▶ **SOURCE INFORMATION**:
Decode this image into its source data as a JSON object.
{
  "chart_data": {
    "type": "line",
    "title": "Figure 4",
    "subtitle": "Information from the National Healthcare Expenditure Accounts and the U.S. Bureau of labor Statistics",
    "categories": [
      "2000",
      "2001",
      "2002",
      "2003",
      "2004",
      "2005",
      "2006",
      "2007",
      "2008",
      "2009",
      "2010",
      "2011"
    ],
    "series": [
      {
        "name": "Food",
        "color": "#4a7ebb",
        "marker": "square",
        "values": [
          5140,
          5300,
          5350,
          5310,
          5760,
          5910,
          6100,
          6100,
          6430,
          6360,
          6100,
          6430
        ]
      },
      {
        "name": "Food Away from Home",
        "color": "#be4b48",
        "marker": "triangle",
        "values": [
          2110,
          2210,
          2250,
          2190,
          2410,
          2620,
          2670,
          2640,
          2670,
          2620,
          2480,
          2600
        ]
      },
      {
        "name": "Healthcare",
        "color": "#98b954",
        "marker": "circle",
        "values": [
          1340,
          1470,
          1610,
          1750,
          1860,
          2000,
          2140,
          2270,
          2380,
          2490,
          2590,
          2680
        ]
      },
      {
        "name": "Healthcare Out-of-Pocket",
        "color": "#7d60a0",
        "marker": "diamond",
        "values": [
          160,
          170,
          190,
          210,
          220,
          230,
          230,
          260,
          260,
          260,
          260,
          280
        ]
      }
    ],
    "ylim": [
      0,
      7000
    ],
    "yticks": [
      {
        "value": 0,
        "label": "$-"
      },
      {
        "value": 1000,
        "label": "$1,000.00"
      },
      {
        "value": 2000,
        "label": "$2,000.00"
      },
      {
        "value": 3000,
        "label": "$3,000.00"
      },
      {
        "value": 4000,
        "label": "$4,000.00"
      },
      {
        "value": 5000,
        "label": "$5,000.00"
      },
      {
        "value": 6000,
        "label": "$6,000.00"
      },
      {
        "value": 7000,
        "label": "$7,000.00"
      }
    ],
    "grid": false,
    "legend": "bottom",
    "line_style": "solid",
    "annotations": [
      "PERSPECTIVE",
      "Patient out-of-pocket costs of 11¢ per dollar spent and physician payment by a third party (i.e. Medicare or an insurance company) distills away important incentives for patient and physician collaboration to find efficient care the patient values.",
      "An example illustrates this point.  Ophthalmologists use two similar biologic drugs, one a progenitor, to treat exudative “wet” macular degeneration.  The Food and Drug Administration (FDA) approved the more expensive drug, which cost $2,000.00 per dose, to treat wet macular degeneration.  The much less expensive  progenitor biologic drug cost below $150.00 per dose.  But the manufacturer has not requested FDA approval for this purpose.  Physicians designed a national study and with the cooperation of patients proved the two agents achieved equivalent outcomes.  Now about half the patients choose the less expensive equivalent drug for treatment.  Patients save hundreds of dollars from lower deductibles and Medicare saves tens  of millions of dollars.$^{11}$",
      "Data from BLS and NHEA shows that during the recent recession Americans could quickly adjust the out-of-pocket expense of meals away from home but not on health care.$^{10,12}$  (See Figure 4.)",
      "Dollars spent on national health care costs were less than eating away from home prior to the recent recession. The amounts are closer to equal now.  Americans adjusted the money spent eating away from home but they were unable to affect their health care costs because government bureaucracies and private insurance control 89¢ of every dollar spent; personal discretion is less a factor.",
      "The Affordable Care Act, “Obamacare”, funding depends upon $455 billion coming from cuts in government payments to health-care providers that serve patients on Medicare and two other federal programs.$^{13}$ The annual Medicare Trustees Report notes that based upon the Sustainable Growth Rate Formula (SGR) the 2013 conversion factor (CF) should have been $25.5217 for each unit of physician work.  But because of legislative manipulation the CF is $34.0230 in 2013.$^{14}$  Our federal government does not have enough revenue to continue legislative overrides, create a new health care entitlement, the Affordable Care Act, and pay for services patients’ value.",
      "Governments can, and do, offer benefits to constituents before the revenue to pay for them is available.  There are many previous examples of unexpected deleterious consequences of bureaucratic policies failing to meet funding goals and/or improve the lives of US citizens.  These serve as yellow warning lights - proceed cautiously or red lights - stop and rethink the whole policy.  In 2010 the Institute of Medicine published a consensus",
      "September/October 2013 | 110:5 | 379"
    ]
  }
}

▶ **DIRECTIONS**: Print out each line of the data exactly.

▶ **RESULT**:
Decode this image into its source data as a JSON object.
{
  "chart_data": {
    "type": "line",
    "title": "Figure 4",
    "subtitle": "Information from the National Healthcare Expenditure Accounts and the U.S. Bureau of labor Statistics",
    "categories": [
      "2000",
      "2001",
      "2002",
      "2003",
      "2004",
      "2005",
      "2006",
      "2007",
      "2008",
      "2009",
      "2010",
      "2011"
    ],
    "series": [
      {
        "name": "Food",
        "color": "#4a7ebb",
        "marker": "square",
        "values": [
          5140,
          5300,
          5350,
          5310,
          5760,
          5910,
          6100,
          6100,
          6430,
          6360,
          6100,
          6430
        ]
      },
      {
        "name": "Food Away from Home",
        "color": "#be4b48",
        "marker": "triangle",
        "values": [
          2110,
          2210,
          2250,
          2190,
          2410,
          2620,
          2670,
          2640,
          2670,
          2620,
          2480,
          2600
        ]
      },
      {
        "name": "Healthcare",
        "color": "#98b954",
        "marker": "circle",
        "values": [
          1340,
          1470,
          1610,
          1750,
          1860,
          2000,
          2140,
          2270,
          2380,
          2490,
          2590,
          2680
        ]
      },
      {
        "name": "Healthcare Out-of-Pocket",
        "color": "#7d60a0",
        "marker": "diamond",
        "values": [
          160,
          170,
          190,
          210,
          220,
          230,
          230,
          260,
          260,
          260,
          260,
          280
        ]
      }
    ],
    "ylim": [
      0,
      7000
    ],
    "yticks": [
      {
        "value": 0,
        "label": "$-"
      },
      {
        "value": 1000,
        "label": "$1,000.00"
      },
      {
        "value": 2000,
        "label": "$2,000.00"
      },
      {
        "value": 3000,
        "label": "$3,000.00"
      },
      {
        "value": 4000,
        "label": "$4,000.00"
      },
      {
        "value": 5000,
        "label": "$5,000.00"
      },
      {
        "value": 6000,
        "label": "$6,000.00"
      },
      {
        "value": 7000,
        "label": "$7,000.00"
      }
    ],
    "grid": false,
    "legend": "bottom",
    "line_style": "solid",
    "annotations": [
      "PERSPECTIVE",
      "Patient out-of-pocket costs of 11¢ per dollar spent and physician payment by a third party (i.e. Medicare or an insurance company) distills away important incentives for patient and physician collaboration to find efficient care the patient values.",
      "An example illustrates this point.  Ophthalmologists use two similar biologic drugs, one a progenitor, to treat exudative “wet” macular degeneration.  The Food and Drug Administration (FDA) approved the more expensive drug, which cost $2,000.00 per dose, to treat wet macular degeneration.  The much less expensive  progenitor biologic drug cost below $150.00 per dose.  But the manufacturer has not requested FDA approval for this purpose.  Physicians designed a national study and with the cooperation of patients proved the two agents achieved equivalent outcomes.  Now about half the patients choose the less expensive equivalent drug for treatment.  Patients save hundreds of dollars from lower deductibles and Medicare saves tens  of millions of dollars.$^{11}$",
      "Data from BLS and NHEA shows that during the recent recession Americans could quickly adjust the out-of-pocket expense of meals away from home but not on health care.$^{10,12}$  (See Figure 4.)",
      "Dollars spent on national health care costs were less than eating away from home prior to the recent recession. The amounts are closer to equal now.  Americans adjusted the money spent eating away from home but they were unable to affect their health care costs because government bureaucracies and private insurance control 89¢ of every dollar spent; personal discretion is less a factor.",
      "The Affordable Care Act, “Obamacare”, funding depends upon $455 billion coming from cuts in government payments to health-care providers that serve patients on Medicare and two other federal programs.$^{13}$ The annual Medicare Trustees Report notes that based upon the Sustainable Growth Rate Formula (SGR) the 2013 conversion factor (CF) should have been $25.5217 for each unit of physician work.  But because of legislative manipulation the CF is $34.0230 in 2013.$^{14}$  Our federal government does not have enough revenue to continue legislative overrides, create a new health care entitlement, the Affordable Care Act, and pay for services patients’ value.",
      "Governments can, and do, offer benefits to constituents before the revenue to pay for them is available.  There are many previous examples of unexpected deleterious consequences of bureaucratic policies failing to meet funding goals and/or improve the lives of US citizens.  These serve as yellow warning lights - proceed cautiously or red lights - stop and rethink the whole policy.  In 2010 the Institute of Medicine published a consensus",
      "September/October 2013 | 110:5 | 379"
    ]
  }
}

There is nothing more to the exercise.